DOKUMENTTEXT:
Koppeln: I/P - II/P - II/I - III/I - III/II
Nebenzüge: Tremolo (III. Man), Tremolo für Physharmonica,
Calcantenzug, Schweller für Physharmonica, Tutti-Tritt

Umbau der WALCKER-Orgel op. 25 von 1838 IIIP/37 im Jahre 1867 durch BLESSING (Esslingen)
Gehäusegestaltung nach Oberbaurat Lein, der auch die neugotische Umgestaltung der Tübinger Stiftskirche durchführte.

In Urania, Zeitschrift für Orgelbau, Orgel- und Harmoniumspiel, Band 26, 1869 beschrieben:

Kühn, bis zu einer Höhe von 35 Fuß rankt sich die reiche Gothik bis an die Decke des Gewölbes. Die fünf Mittelfelder sind durch zwei Erkertürme eingerahmt. Ein einfacher, eichenfarbener Anstrich und reiche Vergoldungen der Verzierungen machen die einzelnen schönen Formen noch leichter wahrnehmbar, und wenn man die schöne Arbeit vom Schiff der Kirche aus betrachtet, so drängt sich unwillkürlich die Überzeugung auf, dass erst durch die Aufstellung dieses Orgelwerkes die Restaurationsfrage in endgültiger Weise gelöst ist. Was die Winderzeugungsapparate anbelangt, so ist Blessing von den sonst allgemein beliebten Kastenbälgen zu den sogenannten Faltenbälgen zurückgekehrt, hat aber hiebei ein neues Prinzip zur Geltung gebracht. Es hätte zu so einem umfangreichen Werke immerhin 9 Kastenbälge bedurft und der Raum für solche wäre keineswegs leicht zu beschaffen gewesen. So aber ist es dem Erbauer möglich geworden, die Bälge im Innern der Orgel selbst anzubringen. Vier Schöpfbälge füllen zwei Reservoirs. Ausmündende Kanäle zur Egalisierung des erzeugten Windes mit Regulatoren (kleineren Bälgen) versehen, führen denselben sofort in die Höhe und verteilen solchen in die verschiedenen Windladen. Wenn in andern Orgelwerken namentlich die Kanäle den Weg versperren und den Zugang ins Innere des Werkes schwierig machen, so passieren wir hier überall breite, bequeme Gänge, die den Zugang zu faßt jeder einzelnen Pfeife ermöglichen. Die unter sich verbundenen Bälge werden durch ein gußeisernes Schwungrad in Bewegung gesetzt und sogar bei stärkerem Spiel ist ein Mann dieser Manipulation vollkommen gewachsen. Bei starkem Spiel sowie bei der "vollen Orgel" sind allerdings zwei Männer zur Winderzeugung erforderlich, was sich jedoch bei einer Orgel von solchem Umfange von selbst versteht.

AUFGABEN:
1. Gib den Abschnitt aus dem Text über die Orgel vom Wortlaut „Umbau der WALCKER-Orgel“ bis einschließlich „Tübinger Stiftskirche durchführte.“ wortgetreu wieder.
2. Wodurch werden laut dem Text über die Orgel die miteinander verbundenen Bälge in Bewegung gesetzt?

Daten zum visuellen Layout
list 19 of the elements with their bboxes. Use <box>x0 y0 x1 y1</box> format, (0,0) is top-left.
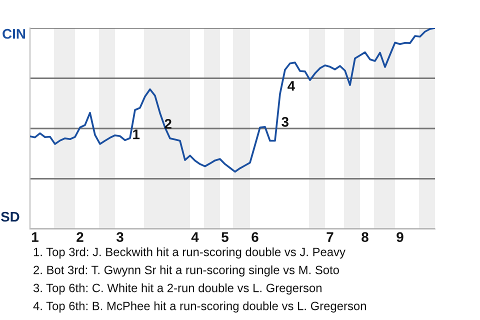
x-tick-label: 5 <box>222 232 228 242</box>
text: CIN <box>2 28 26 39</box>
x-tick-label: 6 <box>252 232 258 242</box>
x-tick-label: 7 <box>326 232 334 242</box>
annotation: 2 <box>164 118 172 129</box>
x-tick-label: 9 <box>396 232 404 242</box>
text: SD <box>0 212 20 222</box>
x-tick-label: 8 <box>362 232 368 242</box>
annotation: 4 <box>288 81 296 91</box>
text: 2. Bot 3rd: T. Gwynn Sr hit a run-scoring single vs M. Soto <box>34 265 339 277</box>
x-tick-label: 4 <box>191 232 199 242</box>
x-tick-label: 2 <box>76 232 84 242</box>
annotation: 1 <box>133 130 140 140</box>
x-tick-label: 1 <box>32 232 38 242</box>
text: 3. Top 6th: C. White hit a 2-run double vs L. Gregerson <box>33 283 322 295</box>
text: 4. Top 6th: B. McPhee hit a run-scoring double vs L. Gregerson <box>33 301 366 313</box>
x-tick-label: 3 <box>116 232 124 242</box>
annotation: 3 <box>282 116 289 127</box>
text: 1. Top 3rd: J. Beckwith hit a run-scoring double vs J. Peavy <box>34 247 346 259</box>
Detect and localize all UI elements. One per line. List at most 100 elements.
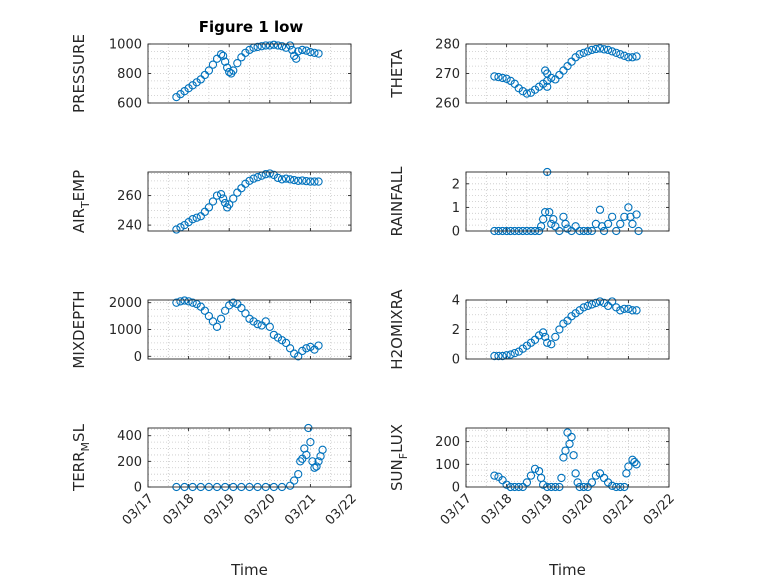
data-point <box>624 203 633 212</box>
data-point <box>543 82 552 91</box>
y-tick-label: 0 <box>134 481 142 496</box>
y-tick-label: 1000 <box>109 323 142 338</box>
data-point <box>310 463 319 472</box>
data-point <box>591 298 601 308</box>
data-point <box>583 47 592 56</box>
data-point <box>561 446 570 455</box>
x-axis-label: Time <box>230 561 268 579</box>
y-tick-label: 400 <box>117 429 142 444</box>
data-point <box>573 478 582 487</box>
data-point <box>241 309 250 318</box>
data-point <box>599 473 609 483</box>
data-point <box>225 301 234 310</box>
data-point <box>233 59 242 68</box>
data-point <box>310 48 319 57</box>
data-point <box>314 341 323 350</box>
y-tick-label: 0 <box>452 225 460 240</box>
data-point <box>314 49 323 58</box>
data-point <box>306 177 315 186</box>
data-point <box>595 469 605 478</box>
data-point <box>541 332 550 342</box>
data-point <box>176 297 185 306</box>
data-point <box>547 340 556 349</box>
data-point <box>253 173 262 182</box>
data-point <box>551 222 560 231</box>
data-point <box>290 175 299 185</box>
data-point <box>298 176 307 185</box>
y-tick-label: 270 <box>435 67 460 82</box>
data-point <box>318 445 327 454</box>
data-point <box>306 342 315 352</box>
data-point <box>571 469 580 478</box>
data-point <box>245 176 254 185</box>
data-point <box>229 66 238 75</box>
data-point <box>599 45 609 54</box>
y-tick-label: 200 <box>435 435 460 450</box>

LÖSUNGEN:
1.
Umbau der WALCKER-Orgel op. 25 von 1838 IIIP/37 im Jahre 1867 durch BLESSING (Esslingen)
Gehäusegestaltung nach Oberbaurat Lein, der auch die neugotische Umgestaltung der Tübinger Stiftskirche durchführte.

2. Durch ein gußeisernes Schwungrad.